BEGIN AVAILABLE RECORDS
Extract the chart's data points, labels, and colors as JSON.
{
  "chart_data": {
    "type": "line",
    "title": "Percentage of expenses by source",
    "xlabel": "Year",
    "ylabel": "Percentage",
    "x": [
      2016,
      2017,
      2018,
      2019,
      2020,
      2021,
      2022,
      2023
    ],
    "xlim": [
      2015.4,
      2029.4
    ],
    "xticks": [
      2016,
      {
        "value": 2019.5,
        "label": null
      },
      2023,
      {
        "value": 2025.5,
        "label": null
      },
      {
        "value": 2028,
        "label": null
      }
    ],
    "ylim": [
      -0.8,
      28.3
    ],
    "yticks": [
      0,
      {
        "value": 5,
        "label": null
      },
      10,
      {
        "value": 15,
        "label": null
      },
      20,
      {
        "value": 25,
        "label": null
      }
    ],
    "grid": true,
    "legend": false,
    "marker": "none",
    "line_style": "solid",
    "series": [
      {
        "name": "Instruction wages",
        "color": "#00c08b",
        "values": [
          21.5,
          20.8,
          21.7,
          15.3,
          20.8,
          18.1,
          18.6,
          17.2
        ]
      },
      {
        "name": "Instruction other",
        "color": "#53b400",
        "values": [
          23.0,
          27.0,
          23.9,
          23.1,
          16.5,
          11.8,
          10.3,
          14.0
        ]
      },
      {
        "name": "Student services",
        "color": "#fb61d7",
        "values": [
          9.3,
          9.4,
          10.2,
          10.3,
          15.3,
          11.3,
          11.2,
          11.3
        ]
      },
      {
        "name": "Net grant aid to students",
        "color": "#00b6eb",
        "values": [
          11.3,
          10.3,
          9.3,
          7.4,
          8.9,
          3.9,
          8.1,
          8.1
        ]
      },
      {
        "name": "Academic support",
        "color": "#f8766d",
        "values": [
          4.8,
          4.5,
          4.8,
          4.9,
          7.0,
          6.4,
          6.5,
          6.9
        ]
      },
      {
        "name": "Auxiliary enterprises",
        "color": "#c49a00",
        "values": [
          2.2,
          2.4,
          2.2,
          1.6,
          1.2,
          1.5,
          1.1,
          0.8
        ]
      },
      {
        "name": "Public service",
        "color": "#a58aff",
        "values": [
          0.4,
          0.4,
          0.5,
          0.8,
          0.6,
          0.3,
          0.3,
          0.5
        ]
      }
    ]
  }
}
END AVAILABLE RECORDS
__EXERCISE DETAILS__.
Copy out each line exactly as written.

__COMPLETE OUTPUT__.
Extract the chart's data points, labels, and colors as JSON.
{
  "chart_data": {
    "type": "line",
    "title": "Percentage of expenses by source",
    "xlabel": "Year",
    "ylabel": "Percentage",
    "x": [
      2016,
      2017,
      2018,
      2019,
      2020,
      2021,
      2022,
      2023
    ],
    "xlim": [
      2015.4,
      2029.4
    ],
    "xticks": [
      2016,
      {
        "value": 2019.5,
        "label": null
      },
      2023,
      {
        "value": 2025.5,
        "label": null
      },
      {
        "value": 2028,
        "label": null
      }
    ],
    "ylim": [
      -0.8,
      28.3
    ],
    "yticks": [
      0,
      {
        "value": 5,
        "label": null
      },
      10,
      {
        "value": 15,
        "label": null
      },
      20,
      {
        "value": 25,
        "label": null
      }
    ],
    "grid": true,
    "legend": false,
    "marker": "none",
    "line_style": "solid",
    "series": [
      {
        "name": "Instruction wages",
        "color": "#00c08b",
        "values": [
          21.5,
          20.8,
          21.7,
          15.3,
          20.8,
          18.1,
          18.6,
          17.2
        ]
      },
      {
        "name": "Instruction other",
        "color": "#53b400",
        "values": [
          23.0,
          27.0,
          23.9,
          23.1,
          16.5,
          11.8,
          10.3,
          14.0
        ]
      },
      {
        "name": "Student services",
        "color": "#fb61d7",
        "values": [
          9.3,
          9.4,
          10.2,
          10.3,
          15.3,
          11.3,
          11.2,
          11.3
        ]
      },
      {
        "name": "Net grant aid to students",
        "color": "#00b6eb",
        "values": [
          11.3,
          10.3,
          9.3,
          7.4,
          8.9,
          3.9,
          8.1,
          8.1
        ]
      },
      {
        "name": "Academic support",
        "color": "#f8766d",
        "values": [
          4.8,
          4.5,
          4.8,
          4.9,
          7.0,
          6.4,
          6.5,
          6.9
        ]
      },
      {
        "name": "Auxiliary enterprises",
        "color": "#c49a00",
        "values": [
          2.2,
          2.4,
          2.2,
          1.6,
          1.2,
          1.5,
          1.1,
          0.8
        ]
      },
      {
        "name": "Public service",
        "color": "#a58aff",
        "values": [
          0.4,
          0.4,
          0.5,
          0.8,
          0.6,
          0.3,
          0.3,
          0.5
        ]
      }
    ]
  }
}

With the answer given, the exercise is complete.